Stated problem:
Read the entries below and pull out each line with the string "gerätespezifischer".

===== Material provided

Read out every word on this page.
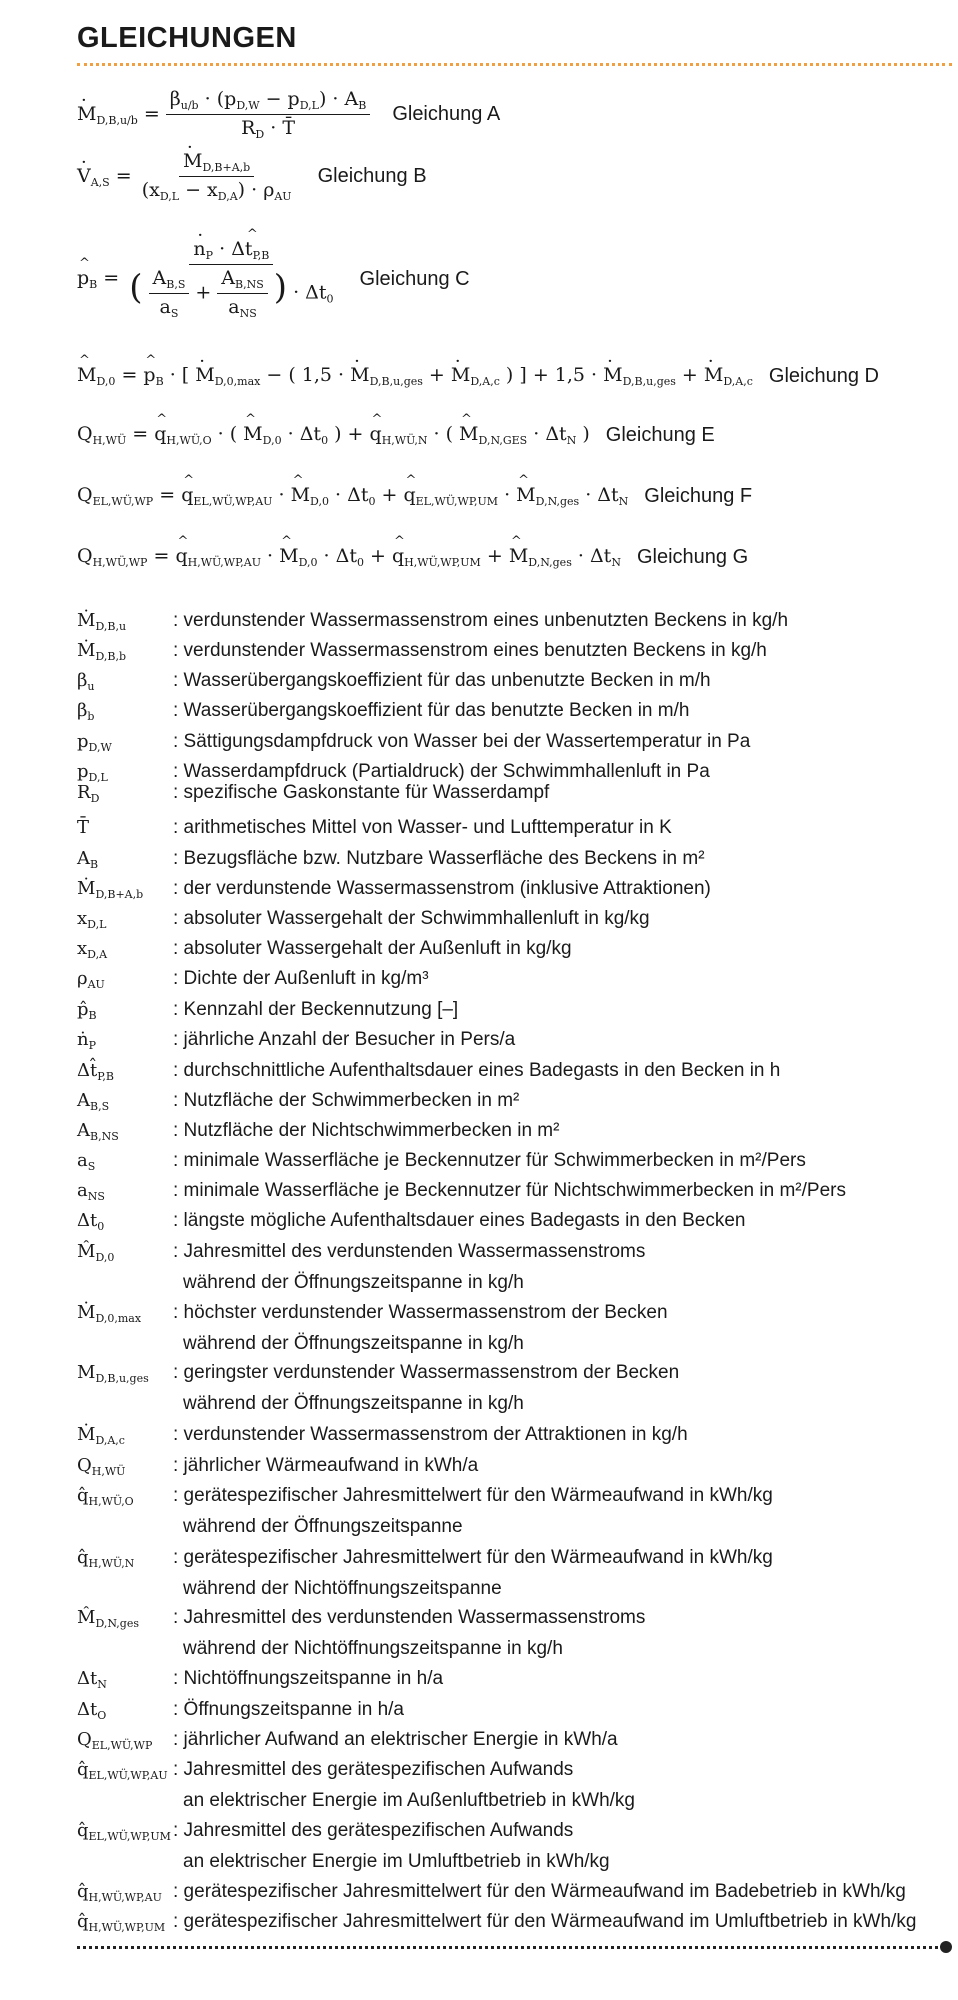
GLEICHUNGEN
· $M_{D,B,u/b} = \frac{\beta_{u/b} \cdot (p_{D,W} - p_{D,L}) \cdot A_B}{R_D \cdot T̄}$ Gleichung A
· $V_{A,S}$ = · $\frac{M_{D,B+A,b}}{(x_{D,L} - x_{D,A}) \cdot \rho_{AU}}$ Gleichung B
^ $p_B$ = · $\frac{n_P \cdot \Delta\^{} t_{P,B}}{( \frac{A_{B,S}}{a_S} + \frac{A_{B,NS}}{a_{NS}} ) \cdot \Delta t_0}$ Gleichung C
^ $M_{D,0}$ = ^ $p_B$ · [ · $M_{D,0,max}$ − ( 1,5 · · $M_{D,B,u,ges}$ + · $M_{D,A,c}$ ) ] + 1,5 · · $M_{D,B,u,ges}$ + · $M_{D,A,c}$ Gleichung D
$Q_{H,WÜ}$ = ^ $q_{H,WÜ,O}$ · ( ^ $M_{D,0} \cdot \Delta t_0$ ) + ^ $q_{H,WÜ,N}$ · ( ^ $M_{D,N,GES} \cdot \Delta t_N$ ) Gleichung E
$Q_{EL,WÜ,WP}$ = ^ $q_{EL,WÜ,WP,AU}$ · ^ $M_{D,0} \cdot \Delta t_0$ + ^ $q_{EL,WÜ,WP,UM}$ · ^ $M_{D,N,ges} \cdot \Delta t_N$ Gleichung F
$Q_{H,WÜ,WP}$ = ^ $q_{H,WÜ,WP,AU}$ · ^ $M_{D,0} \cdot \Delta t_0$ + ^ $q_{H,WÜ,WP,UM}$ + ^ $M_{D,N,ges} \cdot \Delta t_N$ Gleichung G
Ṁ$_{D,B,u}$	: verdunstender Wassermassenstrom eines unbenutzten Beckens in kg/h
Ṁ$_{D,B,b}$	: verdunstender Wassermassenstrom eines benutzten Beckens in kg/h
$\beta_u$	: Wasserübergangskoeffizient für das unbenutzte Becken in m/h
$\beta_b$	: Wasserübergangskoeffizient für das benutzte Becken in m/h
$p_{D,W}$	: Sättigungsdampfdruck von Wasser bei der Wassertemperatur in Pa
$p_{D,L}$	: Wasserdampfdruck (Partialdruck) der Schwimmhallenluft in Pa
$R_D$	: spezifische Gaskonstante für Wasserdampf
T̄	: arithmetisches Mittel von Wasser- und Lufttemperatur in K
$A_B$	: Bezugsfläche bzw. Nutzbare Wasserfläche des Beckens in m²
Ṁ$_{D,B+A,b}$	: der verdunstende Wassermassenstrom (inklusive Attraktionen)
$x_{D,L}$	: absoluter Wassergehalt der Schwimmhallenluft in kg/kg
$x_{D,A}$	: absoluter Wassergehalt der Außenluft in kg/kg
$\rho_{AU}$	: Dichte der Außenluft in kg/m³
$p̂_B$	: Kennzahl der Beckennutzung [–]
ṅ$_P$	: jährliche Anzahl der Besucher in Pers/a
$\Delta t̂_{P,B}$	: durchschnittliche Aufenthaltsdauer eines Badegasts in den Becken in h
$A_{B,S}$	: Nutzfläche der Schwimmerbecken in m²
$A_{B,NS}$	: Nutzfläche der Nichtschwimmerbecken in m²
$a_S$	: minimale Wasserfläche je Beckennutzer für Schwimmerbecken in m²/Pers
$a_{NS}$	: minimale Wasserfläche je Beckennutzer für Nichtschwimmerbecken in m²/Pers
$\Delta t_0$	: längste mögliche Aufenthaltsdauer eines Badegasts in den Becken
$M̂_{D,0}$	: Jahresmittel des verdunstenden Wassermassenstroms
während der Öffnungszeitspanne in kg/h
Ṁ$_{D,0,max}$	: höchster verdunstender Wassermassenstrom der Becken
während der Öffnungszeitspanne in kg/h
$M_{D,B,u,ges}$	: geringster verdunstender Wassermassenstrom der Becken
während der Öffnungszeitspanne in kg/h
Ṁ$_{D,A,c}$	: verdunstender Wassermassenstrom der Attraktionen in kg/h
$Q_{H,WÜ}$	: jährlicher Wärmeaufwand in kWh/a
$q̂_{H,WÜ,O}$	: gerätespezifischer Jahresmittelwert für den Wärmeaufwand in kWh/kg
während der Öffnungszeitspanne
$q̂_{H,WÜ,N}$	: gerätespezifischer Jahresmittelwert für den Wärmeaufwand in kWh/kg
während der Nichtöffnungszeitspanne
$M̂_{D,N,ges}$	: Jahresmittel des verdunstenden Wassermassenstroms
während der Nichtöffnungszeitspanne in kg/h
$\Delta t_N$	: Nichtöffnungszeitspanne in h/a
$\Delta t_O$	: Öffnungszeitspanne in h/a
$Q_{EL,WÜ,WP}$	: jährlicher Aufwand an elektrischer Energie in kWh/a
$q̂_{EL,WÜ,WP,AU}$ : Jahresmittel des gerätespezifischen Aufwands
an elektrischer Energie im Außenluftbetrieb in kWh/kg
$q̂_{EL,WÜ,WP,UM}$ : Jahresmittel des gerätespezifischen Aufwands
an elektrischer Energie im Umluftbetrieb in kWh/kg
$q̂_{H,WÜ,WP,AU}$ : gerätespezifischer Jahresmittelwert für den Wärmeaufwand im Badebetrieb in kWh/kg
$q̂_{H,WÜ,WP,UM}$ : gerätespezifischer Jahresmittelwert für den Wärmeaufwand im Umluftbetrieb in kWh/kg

==========
===== Material provided

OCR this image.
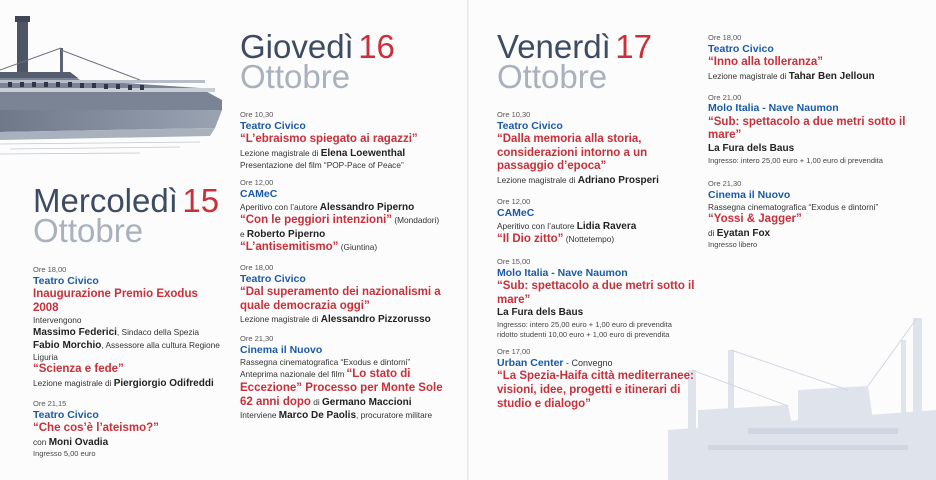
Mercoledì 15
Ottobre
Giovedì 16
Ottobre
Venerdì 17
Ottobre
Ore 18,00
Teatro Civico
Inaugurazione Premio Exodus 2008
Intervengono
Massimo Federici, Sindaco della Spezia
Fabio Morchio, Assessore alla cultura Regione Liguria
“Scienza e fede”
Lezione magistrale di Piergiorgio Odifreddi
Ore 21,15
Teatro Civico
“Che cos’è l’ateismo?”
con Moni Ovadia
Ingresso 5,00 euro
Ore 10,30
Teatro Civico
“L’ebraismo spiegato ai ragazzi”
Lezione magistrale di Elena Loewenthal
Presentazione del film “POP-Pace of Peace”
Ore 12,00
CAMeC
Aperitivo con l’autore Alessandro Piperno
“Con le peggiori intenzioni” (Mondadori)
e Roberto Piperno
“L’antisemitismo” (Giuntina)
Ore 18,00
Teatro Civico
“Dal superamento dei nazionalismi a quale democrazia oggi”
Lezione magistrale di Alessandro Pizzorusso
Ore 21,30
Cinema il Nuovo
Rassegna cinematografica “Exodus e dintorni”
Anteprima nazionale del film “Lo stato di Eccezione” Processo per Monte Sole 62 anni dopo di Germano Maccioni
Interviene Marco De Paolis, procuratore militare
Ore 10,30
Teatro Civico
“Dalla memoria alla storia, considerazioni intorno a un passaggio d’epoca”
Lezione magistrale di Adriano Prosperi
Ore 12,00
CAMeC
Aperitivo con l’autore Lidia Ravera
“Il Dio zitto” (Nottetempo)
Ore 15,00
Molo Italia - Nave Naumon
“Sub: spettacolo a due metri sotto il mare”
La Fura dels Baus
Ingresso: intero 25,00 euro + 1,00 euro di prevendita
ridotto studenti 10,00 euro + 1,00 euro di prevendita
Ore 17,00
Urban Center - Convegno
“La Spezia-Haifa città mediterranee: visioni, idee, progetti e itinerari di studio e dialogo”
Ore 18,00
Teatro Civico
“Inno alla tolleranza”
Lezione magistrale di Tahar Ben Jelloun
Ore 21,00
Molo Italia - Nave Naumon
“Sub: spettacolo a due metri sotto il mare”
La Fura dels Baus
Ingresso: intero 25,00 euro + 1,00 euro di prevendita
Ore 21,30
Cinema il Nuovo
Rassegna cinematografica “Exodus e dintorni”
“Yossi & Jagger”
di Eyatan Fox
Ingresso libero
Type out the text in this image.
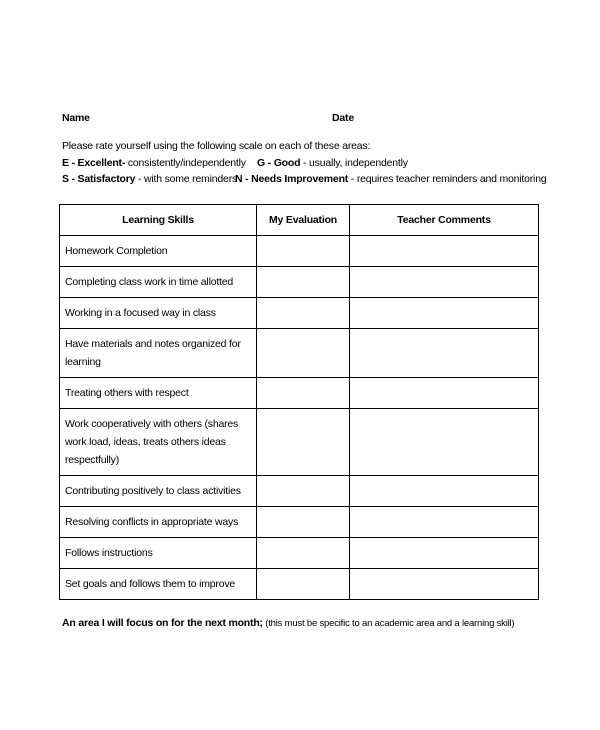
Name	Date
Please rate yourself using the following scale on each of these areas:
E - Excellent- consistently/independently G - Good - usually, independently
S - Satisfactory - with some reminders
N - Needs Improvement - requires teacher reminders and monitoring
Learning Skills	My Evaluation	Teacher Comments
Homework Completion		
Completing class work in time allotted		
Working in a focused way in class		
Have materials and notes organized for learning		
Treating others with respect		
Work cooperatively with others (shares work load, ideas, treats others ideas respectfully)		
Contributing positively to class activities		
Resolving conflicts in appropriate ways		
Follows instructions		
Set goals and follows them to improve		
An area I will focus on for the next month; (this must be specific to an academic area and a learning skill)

==========
===== Material provided

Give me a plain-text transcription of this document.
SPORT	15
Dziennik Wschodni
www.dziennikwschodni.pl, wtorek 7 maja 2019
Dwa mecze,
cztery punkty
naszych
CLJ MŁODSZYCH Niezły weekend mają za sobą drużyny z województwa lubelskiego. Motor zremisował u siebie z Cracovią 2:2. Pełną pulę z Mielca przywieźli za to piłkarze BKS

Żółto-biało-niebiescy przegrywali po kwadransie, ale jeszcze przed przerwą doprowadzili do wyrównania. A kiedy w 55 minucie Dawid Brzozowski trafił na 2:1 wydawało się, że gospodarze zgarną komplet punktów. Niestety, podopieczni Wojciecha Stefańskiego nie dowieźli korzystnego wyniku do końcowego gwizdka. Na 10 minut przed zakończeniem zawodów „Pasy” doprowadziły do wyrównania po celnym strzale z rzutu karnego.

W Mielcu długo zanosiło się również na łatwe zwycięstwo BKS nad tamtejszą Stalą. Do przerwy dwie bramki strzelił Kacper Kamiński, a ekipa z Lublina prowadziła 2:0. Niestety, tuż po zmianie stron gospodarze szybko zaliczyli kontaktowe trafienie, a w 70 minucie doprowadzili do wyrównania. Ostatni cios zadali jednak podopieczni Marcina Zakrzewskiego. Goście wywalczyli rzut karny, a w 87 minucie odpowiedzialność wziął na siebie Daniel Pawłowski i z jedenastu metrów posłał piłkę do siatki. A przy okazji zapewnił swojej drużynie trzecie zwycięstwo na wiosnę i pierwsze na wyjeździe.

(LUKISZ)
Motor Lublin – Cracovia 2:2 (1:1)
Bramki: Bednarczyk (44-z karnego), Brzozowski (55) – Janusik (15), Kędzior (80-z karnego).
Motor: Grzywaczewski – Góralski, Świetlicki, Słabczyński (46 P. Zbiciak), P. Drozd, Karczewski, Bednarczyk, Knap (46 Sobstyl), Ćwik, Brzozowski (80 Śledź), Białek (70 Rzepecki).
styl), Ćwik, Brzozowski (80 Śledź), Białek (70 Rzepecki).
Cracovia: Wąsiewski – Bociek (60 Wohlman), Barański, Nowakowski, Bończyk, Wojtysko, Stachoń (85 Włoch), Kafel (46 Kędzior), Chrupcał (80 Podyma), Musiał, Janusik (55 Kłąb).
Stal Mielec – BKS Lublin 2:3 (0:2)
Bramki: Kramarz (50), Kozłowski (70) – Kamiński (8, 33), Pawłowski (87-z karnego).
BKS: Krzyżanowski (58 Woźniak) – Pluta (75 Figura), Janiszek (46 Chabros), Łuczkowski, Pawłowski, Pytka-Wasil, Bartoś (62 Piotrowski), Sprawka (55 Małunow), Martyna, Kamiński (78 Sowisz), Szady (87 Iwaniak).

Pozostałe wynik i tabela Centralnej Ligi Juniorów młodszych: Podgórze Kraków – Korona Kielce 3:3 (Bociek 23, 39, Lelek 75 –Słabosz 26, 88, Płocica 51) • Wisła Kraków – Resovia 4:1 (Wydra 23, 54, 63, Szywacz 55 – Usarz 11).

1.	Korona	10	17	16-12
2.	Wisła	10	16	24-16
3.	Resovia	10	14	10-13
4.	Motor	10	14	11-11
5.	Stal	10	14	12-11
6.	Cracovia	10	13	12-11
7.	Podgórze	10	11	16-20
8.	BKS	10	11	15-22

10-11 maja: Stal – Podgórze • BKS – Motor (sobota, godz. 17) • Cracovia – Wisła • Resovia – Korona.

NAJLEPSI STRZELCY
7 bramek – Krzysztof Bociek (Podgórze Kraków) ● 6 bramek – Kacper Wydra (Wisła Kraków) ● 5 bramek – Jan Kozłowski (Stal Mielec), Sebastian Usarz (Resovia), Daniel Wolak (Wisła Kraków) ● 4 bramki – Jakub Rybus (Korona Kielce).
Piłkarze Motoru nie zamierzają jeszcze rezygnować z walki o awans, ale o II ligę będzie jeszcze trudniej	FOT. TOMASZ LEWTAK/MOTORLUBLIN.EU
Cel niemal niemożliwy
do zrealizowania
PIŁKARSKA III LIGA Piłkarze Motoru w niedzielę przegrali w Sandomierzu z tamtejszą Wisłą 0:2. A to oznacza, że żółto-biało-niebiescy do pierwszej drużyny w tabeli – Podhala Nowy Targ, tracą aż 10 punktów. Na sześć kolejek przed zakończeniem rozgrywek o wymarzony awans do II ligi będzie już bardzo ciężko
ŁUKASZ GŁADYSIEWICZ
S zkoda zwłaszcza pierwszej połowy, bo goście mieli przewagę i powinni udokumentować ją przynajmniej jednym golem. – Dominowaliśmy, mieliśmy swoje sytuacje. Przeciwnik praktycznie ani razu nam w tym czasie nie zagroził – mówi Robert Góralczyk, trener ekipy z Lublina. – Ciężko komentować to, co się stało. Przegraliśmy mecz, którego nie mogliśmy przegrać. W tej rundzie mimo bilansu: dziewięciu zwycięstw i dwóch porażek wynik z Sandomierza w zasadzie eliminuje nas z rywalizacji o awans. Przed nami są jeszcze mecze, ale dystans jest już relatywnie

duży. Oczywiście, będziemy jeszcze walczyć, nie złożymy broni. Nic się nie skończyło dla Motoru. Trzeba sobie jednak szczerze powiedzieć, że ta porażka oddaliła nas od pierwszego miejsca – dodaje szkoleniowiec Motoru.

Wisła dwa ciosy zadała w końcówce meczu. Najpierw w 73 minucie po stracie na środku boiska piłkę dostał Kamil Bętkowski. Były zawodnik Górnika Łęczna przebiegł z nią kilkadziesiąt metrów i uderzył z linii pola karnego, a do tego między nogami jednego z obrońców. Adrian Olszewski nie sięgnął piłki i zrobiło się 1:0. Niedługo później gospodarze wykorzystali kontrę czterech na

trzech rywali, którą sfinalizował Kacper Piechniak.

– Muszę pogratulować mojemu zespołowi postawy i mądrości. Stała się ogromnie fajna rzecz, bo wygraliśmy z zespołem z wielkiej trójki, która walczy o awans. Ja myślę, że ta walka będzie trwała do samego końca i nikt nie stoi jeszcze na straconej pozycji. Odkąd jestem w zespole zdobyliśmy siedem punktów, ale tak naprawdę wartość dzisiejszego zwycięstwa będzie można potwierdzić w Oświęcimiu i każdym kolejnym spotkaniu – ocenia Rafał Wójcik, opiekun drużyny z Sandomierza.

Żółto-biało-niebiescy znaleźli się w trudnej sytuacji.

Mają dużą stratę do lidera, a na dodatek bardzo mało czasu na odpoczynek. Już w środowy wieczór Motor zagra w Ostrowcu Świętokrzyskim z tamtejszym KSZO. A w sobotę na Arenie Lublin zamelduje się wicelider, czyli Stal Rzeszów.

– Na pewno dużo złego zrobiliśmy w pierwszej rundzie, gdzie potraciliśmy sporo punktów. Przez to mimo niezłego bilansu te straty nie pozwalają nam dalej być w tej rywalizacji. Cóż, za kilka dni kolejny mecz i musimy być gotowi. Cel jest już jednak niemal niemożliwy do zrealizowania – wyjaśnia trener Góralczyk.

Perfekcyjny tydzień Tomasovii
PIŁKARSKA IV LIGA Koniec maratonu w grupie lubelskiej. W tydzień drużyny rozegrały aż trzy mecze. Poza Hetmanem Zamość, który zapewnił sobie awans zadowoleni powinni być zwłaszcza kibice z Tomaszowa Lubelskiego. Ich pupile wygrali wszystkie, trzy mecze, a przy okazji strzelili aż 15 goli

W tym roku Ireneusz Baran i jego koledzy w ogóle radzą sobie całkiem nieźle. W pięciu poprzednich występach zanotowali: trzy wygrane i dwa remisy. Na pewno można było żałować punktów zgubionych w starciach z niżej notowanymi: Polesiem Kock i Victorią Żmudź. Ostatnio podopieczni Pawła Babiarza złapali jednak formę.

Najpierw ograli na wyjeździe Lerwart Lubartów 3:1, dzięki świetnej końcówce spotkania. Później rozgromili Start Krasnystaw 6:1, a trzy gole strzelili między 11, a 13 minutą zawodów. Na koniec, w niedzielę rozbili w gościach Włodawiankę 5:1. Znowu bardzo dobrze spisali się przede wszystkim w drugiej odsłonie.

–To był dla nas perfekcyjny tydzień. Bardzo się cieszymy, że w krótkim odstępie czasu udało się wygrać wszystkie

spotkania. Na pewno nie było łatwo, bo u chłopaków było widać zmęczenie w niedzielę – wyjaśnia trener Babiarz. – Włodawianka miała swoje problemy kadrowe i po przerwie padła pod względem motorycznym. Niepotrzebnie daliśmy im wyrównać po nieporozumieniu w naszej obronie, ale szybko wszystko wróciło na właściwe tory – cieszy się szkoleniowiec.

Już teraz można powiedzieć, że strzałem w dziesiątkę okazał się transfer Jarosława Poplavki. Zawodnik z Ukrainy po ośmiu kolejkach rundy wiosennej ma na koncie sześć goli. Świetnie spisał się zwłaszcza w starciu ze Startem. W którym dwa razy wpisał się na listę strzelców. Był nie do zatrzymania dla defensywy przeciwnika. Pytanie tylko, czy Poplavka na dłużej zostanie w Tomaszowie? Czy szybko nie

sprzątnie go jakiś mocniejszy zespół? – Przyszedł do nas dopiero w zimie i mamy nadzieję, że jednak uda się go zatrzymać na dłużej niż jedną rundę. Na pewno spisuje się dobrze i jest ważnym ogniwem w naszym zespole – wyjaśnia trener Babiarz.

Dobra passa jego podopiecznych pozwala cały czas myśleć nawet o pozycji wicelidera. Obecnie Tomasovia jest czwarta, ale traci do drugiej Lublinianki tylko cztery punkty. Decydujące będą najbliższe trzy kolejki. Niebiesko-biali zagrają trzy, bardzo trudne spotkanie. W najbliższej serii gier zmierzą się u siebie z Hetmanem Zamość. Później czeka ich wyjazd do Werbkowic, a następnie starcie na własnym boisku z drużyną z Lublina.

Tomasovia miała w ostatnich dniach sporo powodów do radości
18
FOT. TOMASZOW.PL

==========

Full response:
$q̂_{H,WÜ,O}$	: gerätespezifischer Jahresmittelwert für den Wärmeaufwand in kWh/kg
$q̂_{H,WÜ,N}$	: gerätespezifischer Jahresmittelwert für den Wärmeaufwand in kWh/kg
$q̂_{H,WÜ,WP,AU}$ : gerätespezifischer Jahresmittelwert für den Wärmeaufwand im Badebetrieb in kWh/kg
$q̂_{H,WÜ,WP,UM}$ : gerätespezifischer Jahresmittelwert für den Wärmeaufwand im Umluftbetrieb in kWh/kg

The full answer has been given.